= BRIEF =
Reproduce all the entries precisely.
-------- EXCERPTED RECORDS
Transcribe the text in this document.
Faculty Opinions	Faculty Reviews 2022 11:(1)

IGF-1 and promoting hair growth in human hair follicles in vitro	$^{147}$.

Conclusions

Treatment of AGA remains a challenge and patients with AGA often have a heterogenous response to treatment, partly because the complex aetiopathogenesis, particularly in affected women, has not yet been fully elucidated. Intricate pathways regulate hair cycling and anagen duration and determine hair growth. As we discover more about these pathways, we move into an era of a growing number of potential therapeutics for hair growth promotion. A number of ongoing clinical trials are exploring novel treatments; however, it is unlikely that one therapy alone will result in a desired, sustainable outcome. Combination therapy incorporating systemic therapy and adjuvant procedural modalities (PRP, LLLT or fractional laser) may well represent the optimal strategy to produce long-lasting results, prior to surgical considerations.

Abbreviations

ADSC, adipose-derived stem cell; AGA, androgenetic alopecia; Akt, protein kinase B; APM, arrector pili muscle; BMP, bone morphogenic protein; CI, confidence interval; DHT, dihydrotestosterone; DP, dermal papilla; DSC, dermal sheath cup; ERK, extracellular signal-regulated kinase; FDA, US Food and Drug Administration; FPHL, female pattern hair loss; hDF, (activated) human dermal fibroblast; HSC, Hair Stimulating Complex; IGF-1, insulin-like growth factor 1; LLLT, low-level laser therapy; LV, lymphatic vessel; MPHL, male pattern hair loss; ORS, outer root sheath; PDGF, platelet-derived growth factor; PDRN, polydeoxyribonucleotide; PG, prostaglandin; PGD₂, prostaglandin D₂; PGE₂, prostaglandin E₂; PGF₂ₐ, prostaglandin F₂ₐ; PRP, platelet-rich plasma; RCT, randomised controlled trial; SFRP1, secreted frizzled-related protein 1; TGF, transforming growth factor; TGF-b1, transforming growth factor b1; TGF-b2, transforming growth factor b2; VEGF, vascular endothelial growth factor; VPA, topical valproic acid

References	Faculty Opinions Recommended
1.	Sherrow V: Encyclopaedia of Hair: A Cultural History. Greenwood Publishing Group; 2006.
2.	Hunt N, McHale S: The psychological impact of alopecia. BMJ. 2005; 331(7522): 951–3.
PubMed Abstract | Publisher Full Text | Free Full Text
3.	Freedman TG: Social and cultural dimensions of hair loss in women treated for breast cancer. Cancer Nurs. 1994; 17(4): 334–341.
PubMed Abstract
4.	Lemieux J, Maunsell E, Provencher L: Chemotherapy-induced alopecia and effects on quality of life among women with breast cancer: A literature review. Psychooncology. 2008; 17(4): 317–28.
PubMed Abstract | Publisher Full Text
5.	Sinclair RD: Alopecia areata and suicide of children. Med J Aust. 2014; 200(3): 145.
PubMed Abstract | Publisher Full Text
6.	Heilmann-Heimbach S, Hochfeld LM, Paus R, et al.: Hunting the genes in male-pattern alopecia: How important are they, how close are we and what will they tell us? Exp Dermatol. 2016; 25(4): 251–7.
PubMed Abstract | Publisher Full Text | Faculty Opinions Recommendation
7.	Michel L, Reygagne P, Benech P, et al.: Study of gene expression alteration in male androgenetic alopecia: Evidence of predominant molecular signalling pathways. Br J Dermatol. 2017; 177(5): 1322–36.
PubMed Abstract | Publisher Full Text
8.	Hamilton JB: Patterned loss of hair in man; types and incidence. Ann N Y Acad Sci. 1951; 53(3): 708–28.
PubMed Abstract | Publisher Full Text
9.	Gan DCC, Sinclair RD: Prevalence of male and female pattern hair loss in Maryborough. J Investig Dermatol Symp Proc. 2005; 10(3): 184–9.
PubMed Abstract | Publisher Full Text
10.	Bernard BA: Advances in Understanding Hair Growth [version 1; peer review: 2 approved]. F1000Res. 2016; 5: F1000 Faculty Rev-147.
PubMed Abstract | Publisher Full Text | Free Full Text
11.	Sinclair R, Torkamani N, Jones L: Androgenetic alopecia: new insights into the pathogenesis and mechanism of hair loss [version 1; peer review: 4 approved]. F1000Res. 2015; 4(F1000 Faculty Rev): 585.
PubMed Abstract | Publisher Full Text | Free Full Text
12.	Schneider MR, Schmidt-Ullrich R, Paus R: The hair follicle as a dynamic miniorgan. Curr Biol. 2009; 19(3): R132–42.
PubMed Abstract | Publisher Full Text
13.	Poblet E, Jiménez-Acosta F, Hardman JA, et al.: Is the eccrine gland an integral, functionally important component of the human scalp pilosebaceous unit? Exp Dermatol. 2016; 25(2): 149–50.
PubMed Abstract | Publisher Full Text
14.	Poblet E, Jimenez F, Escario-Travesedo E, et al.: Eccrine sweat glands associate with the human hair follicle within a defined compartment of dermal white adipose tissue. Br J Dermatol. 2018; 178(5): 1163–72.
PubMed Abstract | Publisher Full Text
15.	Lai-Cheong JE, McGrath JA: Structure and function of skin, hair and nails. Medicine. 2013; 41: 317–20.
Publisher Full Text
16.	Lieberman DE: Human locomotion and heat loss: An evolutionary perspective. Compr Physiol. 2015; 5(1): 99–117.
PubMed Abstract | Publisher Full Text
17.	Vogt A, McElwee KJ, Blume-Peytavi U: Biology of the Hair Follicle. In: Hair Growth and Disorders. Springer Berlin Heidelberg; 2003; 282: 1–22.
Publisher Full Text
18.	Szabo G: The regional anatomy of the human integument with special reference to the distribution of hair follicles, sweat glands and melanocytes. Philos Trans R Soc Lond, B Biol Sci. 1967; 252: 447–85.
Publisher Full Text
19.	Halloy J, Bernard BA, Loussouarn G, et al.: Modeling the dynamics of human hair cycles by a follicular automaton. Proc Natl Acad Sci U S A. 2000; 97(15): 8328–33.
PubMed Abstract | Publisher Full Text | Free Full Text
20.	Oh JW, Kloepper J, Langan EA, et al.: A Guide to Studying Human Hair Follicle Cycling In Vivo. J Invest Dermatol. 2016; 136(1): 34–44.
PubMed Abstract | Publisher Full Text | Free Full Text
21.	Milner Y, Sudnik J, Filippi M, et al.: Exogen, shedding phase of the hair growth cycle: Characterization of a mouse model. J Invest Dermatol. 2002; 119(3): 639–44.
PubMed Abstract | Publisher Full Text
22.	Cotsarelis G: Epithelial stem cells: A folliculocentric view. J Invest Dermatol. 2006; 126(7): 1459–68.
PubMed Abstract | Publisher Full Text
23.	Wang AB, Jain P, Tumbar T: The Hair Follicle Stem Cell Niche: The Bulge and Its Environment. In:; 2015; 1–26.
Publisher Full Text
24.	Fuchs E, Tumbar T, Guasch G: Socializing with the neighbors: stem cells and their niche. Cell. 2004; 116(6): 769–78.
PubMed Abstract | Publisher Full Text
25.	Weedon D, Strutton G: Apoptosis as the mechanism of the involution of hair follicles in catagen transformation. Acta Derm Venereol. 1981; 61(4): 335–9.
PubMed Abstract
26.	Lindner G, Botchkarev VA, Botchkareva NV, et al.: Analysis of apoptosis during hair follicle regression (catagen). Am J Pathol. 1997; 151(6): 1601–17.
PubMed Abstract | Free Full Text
----------------
= RESULT OF THIS EXERCISE =
Transcribe the text in this document.
Faculty Opinions	Faculty Reviews 2022 11:(1)

IGF-1 and promoting hair growth in human hair follicles in vitro	$^{147}$.

Conclusions

Treatment of AGA remains a challenge and patients with AGA often have a heterogenous response to treatment, partly because the complex aetiopathogenesis, particularly in affected women, has not yet been fully elucidated. Intricate pathways regulate hair cycling and anagen duration and determine hair growth. As we discover more about these pathways, we move into an era of a growing number of potential therapeutics for hair growth promotion. A number of ongoing clinical trials are exploring novel treatments; however, it is unlikely that one therapy alone will result in a desired, sustainable outcome. Combination therapy incorporating systemic therapy and adjuvant procedural modalities (PRP, LLLT or fractional laser) may well represent the optimal strategy to produce long-lasting results, prior to surgical considerations.

Abbreviations

ADSC, adipose-derived stem cell; AGA, androgenetic alopecia; Akt, protein kinase B; APM, arrector pili muscle; BMP, bone morphogenic protein; CI, confidence interval; DHT, dihydrotestosterone; DP, dermal papilla; DSC, dermal sheath cup; ERK, extracellular signal-regulated kinase; FDA, US Food and Drug Administration; FPHL, female pattern hair loss; hDF, (activated) human dermal fibroblast; HSC, Hair Stimulating Complex; IGF-1, insulin-like growth factor 1; LLLT, low-level laser therapy; LV, lymphatic vessel; MPHL, male pattern hair loss; ORS, outer root sheath; PDGF, platelet-derived growth factor; PDRN, polydeoxyribonucleotide; PG, prostaglandin; PGD₂, prostaglandin D₂; PGE₂, prostaglandin E₂; PGF₂ₐ, prostaglandin F₂ₐ; PRP, platelet-rich plasma; RCT, randomised controlled trial; SFRP1, secreted frizzled-related protein 1; TGF, transforming growth factor; TGF-b1, transforming growth factor b1; TGF-b2, transforming growth factor b2; VEGF, vascular endothelial growth factor; VPA, topical valproic acid

References	Faculty Opinions Recommended
1.	Sherrow V: Encyclopaedia of Hair: A Cultural History. Greenwood Publishing Group; 2006.
2.	Hunt N, McHale S: The psychological impact of alopecia. BMJ. 2005; 331(7522): 951–3.
PubMed Abstract | Publisher Full Text | Free Full Text
3.	Freedman TG: Social and cultural dimensions of hair loss in women treated for breast cancer. Cancer Nurs. 1994; 17(4): 334–341.
PubMed Abstract
4.	Lemieux J, Maunsell E, Provencher L: Chemotherapy-induced alopecia and effects on quality of life among women with breast cancer: A literature review. Psychooncology. 2008; 17(4): 317–28.
PubMed Abstract | Publisher Full Text
5.	Sinclair RD: Alopecia areata and suicide of children. Med J Aust. 2014; 200(3): 145.
PubMed Abstract | Publisher Full Text
6.	Heilmann-Heimbach S, Hochfeld LM, Paus R, et al.: Hunting the genes in male-pattern alopecia: How important are they, how close are we and what will they tell us? Exp Dermatol. 2016; 25(4): 251–7.
PubMed Abstract | Publisher Full Text | Faculty Opinions Recommendation
7.	Michel L, Reygagne P, Benech P, et al.: Study of gene expression alteration in male androgenetic alopecia: Evidence of predominant molecular signalling pathways. Br J Dermatol. 2017; 177(5): 1322–36.
PubMed Abstract | Publisher Full Text
8.	Hamilton JB: Patterned loss of hair in man; types and incidence. Ann N Y Acad Sci. 1951; 53(3): 708–28.
PubMed Abstract | Publisher Full Text
9.	Gan DCC, Sinclair RD: Prevalence of male and female pattern hair loss in Maryborough. J Investig Dermatol Symp Proc. 2005; 10(3): 184–9.
PubMed Abstract | Publisher Full Text
10.	Bernard BA: Advances in Understanding Hair Growth [version 1; peer review: 2 approved]. F1000Res. 2016; 5: F1000 Faculty Rev-147.
PubMed Abstract | Publisher Full Text | Free Full Text
11.	Sinclair R, Torkamani N, Jones L: Androgenetic alopecia: new insights into the pathogenesis and mechanism of hair loss [version 1; peer review: 4 approved]. F1000Res. 2015; 4(F1000 Faculty Rev): 585.
PubMed Abstract | Publisher Full Text | Free Full Text
12.	Schneider MR, Schmidt-Ullrich R, Paus R: The hair follicle as a dynamic miniorgan. Curr Biol. 2009; 19(3): R132–42.
PubMed Abstract | Publisher Full Text
13.	Poblet E, Jiménez-Acosta F, Hardman JA, et al.: Is the eccrine gland an integral, functionally important component of the human scalp pilosebaceous unit? Exp Dermatol. 2016; 25(2): 149–50.
PubMed Abstract | Publisher Full Text
14.	Poblet E, Jimenez F, Escario-Travesedo E, et al.: Eccrine sweat glands associate with the human hair follicle within a defined compartment of dermal white adipose tissue. Br J Dermatol. 2018; 178(5): 1163–72.
PubMed Abstract | Publisher Full Text
15.	Lai-Cheong JE, McGrath JA: Structure and function of skin, hair and nails. Medicine. 2013; 41: 317–20.
Publisher Full Text
16.	Lieberman DE: Human locomotion and heat loss: An evolutionary perspective. Compr Physiol. 2015; 5(1): 99–117.
PubMed Abstract | Publisher Full Text
17.	Vogt A, McElwee KJ, Blume-Peytavi U: Biology of the Hair Follicle. In: Hair Growth and Disorders. Springer Berlin Heidelberg; 2003; 282: 1–22.
Publisher Full Text
18.	Szabo G: The regional anatomy of the human integument with special reference to the distribution of hair follicles, sweat glands and melanocytes. Philos Trans R Soc Lond, B Biol Sci. 1967; 252: 447–85.
Publisher Full Text
19.	Halloy J, Bernard BA, Loussouarn G, et al.: Modeling the dynamics of human hair cycles by a follicular automaton. Proc Natl Acad Sci U S A. 2000; 97(15): 8328–33.
PubMed Abstract | Publisher Full Text | Free Full Text
20.	Oh JW, Kloepper J, Langan EA, et al.: A Guide to Studying Human Hair Follicle Cycling In Vivo. J Invest Dermatol. 2016; 136(1): 34–44.
PubMed Abstract | Publisher Full Text | Free Full Text
21.	Milner Y, Sudnik J, Filippi M, et al.: Exogen, shedding phase of the hair growth cycle: Characterization of a mouse model. J Invest Dermatol. 2002; 119(3): 639–44.
PubMed Abstract | Publisher Full Text
22.	Cotsarelis G: Epithelial stem cells: A folliculocentric view. J Invest Dermatol. 2006; 126(7): 1459–68.
PubMed Abstract | Publisher Full Text
23.	Wang AB, Jain P, Tumbar T: The Hair Follicle Stem Cell Niche: The Bulge and Its Environment. In:; 2015; 1–26.
Publisher Full Text
24.	Fuchs E, Tumbar T, Guasch G: Socializing with the neighbors: stem cells and their niche. Cell. 2004; 116(6): 769–78.
PubMed Abstract | Publisher Full Text
25.	Weedon D, Strutton G: Apoptosis as the mechanism of the involution of hair follicles in catagen transformation. Acta Derm Venereol. 1981; 61(4): 335–9.
PubMed Abstract
26.	Lindner G, Botchkarev VA, Botchkareva NV, et al.: Analysis of apoptosis during hair follicle regression (catagen). Am J Pathol. 1997; 151(6): 1601–17.
PubMed Abstract | Free Full Text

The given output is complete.